> [Work required]
Reproduce all the entries precisely.

> [Supplied records]
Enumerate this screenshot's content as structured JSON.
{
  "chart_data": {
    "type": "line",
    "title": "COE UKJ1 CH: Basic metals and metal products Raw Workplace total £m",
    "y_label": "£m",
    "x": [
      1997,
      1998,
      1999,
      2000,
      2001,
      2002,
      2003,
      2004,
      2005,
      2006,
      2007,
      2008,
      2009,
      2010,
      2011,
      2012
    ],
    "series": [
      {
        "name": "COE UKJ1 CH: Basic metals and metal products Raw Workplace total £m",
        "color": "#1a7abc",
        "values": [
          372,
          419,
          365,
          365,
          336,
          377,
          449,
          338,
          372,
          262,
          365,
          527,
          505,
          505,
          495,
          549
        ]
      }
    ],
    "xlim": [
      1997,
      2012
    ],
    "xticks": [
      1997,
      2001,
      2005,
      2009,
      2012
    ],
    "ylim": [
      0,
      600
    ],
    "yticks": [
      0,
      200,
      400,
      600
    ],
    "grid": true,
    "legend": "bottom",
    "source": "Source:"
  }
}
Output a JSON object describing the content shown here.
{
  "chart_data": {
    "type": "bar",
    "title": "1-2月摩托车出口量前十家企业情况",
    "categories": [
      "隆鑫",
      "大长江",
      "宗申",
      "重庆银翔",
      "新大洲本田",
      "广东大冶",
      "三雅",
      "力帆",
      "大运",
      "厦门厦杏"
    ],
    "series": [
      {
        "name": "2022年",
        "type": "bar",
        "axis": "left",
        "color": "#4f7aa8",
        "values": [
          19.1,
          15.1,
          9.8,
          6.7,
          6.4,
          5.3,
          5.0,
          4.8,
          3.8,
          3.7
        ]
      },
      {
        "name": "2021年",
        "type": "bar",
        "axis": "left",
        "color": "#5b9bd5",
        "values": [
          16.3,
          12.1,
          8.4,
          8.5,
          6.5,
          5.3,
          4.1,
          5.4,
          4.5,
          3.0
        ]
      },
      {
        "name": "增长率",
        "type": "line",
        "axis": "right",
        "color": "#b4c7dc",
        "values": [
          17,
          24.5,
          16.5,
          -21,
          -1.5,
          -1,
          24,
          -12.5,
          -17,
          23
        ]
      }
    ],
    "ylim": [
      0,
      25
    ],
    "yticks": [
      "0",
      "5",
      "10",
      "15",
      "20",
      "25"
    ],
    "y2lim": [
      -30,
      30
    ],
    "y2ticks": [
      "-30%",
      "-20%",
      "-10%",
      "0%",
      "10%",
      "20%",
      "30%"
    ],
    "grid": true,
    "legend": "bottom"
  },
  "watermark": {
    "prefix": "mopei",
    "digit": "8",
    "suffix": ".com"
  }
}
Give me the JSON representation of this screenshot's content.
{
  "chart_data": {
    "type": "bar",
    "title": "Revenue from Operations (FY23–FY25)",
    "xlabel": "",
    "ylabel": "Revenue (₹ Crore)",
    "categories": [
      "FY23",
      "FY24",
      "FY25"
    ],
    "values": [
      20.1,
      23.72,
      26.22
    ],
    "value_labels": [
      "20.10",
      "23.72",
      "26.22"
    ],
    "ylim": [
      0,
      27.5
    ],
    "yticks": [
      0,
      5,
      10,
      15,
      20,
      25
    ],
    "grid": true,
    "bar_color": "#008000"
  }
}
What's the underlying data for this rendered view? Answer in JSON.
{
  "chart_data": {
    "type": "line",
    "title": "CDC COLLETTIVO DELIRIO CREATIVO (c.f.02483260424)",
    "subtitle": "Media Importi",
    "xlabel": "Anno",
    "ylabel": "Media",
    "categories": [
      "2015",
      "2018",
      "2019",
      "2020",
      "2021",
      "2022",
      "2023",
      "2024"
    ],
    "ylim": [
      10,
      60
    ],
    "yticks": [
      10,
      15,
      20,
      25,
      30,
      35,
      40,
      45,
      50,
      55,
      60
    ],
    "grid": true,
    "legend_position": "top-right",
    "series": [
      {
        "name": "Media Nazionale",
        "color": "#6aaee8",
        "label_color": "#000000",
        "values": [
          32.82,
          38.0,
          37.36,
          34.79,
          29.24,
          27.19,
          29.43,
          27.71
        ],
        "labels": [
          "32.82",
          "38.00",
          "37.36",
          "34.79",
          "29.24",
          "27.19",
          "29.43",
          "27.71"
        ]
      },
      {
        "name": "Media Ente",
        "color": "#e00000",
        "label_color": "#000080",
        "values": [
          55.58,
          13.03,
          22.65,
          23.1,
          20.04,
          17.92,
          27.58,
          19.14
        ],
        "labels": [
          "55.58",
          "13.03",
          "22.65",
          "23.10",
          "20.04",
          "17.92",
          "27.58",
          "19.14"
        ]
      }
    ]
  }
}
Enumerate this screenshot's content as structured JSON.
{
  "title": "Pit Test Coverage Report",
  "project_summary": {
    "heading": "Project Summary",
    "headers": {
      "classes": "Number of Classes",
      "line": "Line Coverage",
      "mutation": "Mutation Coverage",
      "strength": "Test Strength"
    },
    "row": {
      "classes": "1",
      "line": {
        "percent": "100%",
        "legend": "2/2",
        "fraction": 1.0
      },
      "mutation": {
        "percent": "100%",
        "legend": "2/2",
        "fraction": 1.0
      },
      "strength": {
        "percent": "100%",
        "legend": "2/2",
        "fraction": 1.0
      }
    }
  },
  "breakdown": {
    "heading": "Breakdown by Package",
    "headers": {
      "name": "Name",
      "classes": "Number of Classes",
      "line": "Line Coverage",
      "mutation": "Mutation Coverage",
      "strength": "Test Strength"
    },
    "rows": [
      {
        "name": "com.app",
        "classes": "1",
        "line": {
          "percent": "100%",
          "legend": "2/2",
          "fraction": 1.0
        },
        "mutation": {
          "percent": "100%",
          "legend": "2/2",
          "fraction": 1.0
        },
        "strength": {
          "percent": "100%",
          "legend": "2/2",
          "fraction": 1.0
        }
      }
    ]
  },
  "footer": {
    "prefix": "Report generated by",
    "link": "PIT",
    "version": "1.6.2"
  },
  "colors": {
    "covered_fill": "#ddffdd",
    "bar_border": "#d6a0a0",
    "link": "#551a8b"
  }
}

> [Exercise answer]
Enumerate this screenshot's content as structured JSON.
{
  "chart_data": {
    "type": "line",
    "title": "COE UKJ1 CH: Basic metals and metal products Raw Workplace total £m",
    "y_label": "£m",
    "x": [
      1997,
      1998,
      1999,
      2000,
      2001,
      2002,
      2003,
      2004,
      2005,
      2006,
      2007,
      2008,
      2009,
      2010,
      2011,
      2012
    ],
    "series": [
      {
        "name": "COE UKJ1 CH: Basic metals and metal products Raw Workplace total £m",
        "color": "#1a7abc",
        "values": [
          372,
          419,
          365,
          365,
          336,
          377,
          449,
          338,
          372,
          262,
          365,
          527,
          505,
          505,
          495,
          549
        ]
      }
    ],
    "xlim": [
      1997,
      2012
    ],
    "xticks": [
      1997,
      2001,
      2005,
      2009,
      2012
    ],
    "ylim": [
      0,
      600
    ],
    "yticks": [
      0,
      200,
      400,
      600
    ],
    "grid": true,
    "legend": "bottom",
    "source": "Source:"
  }
}
Output a JSON object describing the content shown here.
{
  "chart_data": {
    "type": "bar",
    "title": "1-2月摩托车出口量前十家企业情况",
    "categories": [
      "隆鑫",
      "大长江",
      "宗申",
      "重庆银翔",
      "新大洲本田",
      "广东大冶",
      "三雅",
      "力帆",
      "大运",
      "厦门厦杏"
    ],
    "series": [
      {
        "name": "2022年",
        "type": "bar",
        "axis": "left",
        "color": "#4f7aa8",
        "values": [
          19.1,
          15.1,
          9.8,
          6.7,
          6.4,
          5.3,
          5.0,
          4.8,
          3.8,
          3.7
        ]
      },
      {
        "name": "2021年",
        "type": "bar",
        "axis": "left",
        "color": "#5b9bd5",
        "values": [
          16.3,
          12.1,
          8.4,
          8.5,
          6.5,
          5.3,
          4.1,
          5.4,
          4.5,
          3.0
        ]
      },
      {
        "name": "增长率",
        "type": "line",
        "axis": "right",
        "color": "#b4c7dc",
        "values": [
          17,
          24.5,
          16.5,
          -21,
          -1.5,
          -1,
          24,
          -12.5,
          -17,
          23
        ]
      }
    ],
    "ylim": [
      0,
      25
    ],
    "yticks": [
      "0",
      "5",
      "10",
      "15",
      "20",
      "25"
    ],
    "y2lim": [
      -30,
      30
    ],
    "y2ticks": [
      "-30%",
      "-20%",
      "-10%",
      "0%",
      "10%",
      "20%",
      "30%"
    ],
    "grid": true,
    "legend": "bottom"
  },
  "watermark": {
    "prefix": "mopei",
    "digit": "8",
    "suffix": ".com"
  }
}
Give me the JSON representation of this screenshot's content.
{
  "chart_data": {
    "type": "bar",
    "title": "Revenue from Operations (FY23–FY25)",
    "xlabel": "",
    "ylabel": "Revenue (₹ Crore)",
    "categories": [
      "FY23",
      "FY24",
      "FY25"
    ],
    "values": [
      20.1,
      23.72,
      26.22
    ],
    "value_labels": [
      "20.10",
      "23.72",
      "26.22"
    ],
    "ylim": [
      0,
      27.5
    ],
    "yticks": [
      0,
      5,
      10,
      15,
      20,
      25
    ],
    "grid": true,
    "bar_color": "#008000"
  }
}
What's the underlying data for this rendered view? Answer in JSON.
{
  "chart_data": {
    "type": "line",
    "title": "CDC COLLETTIVO DELIRIO CREATIVO (c.f.02483260424)",
    "subtitle": "Media Importi",
    "xlabel": "Anno",
    "ylabel": "Media",
    "categories": [
      "2015",
      "2018",
      "2019",
      "2020",
      "2021",
      "2022",
      "2023",
      "2024"
    ],
    "ylim": [
      10,
      60
    ],
    "yticks": [
      10,
      15,
      20,
      25,
      30,
      35,
      40,
      45,
      50,
      55,
      60
    ],
    "grid": true,
    "legend_position": "top-right",
    "series": [
      {
        "name": "Media Nazionale",
        "color": "#6aaee8",
        "label_color": "#000000",
        "values": [
          32.82,
          38.0,
          37.36,
          34.79,
          29.24,
          27.19,
          29.43,
          27.71
        ],
        "labels": [
          "32.82",
          "38.00",
          "37.36",
          "34.79",
          "29.24",
          "27.19",
          "29.43",
          "27.71"
        ]
      },
      {
        "name": "Media Ente",
        "color": "#e00000",
        "label_color": "#000080",
        "values": [
          55.58,
          13.03,
          22.65,
          23.1,
          20.04,
          17.92,
          27.58,
          19.14
        ],
        "labels": [
          "55.58",
          "13.03",
          "22.65",
          "23.10",
          "20.04",
          "17.92",
          "27.58",
          "19.14"
        ]
      }
    ]
  }
}
Enumerate this screenshot's content as structured JSON.
{
  "title": "Pit Test Coverage Report",
  "project_summary": {
    "heading": "Project Summary",
    "headers": {
      "classes": "Number of Classes",
      "line": "Line Coverage",
      "mutation": "Mutation Coverage",
      "strength": "Test Strength"
    },
    "row": {
      "classes": "1",
      "line": {
        "percent": "100%",
        "legend": "2/2",
        "fraction": 1.0
      },
      "mutation": {
        "percent": "100%",
        "legend": "2/2",
        "fraction": 1.0
      },
      "strength": {
        "percent": "100%",
        "legend": "2/2",
        "fraction": 1.0
      }
    }
  },
  "breakdown": {
    "heading": "Breakdown by Package",
    "headers": {
      "name": "Name",
      "classes": "Number of Classes",
      "line": "Line Coverage",
      "mutation": "Mutation Coverage",
      "strength": "Test Strength"
    },
    "rows": [
      {
        "name": "com.app",
        "classes": "1",
        "line": {
          "percent": "100%",
          "legend": "2/2",
          "fraction": 1.0
        },
        "mutation": {
          "percent": "100%",
          "legend": "2/2",
          "fraction": 1.0
        },
        "strength": {
          "percent": "100%",
          "legend": "2/2",
          "fraction": 1.0
        }
      }
    ]
  },
  "footer": {
    "prefix": "Report generated by",
    "link": "PIT",
    "version": "1.6.2"
  },
  "colors": {
    "covered_fill": "#ddffdd",
    "bar_border": "#d6a0a0",
    "link": "#551a8b"
  }
}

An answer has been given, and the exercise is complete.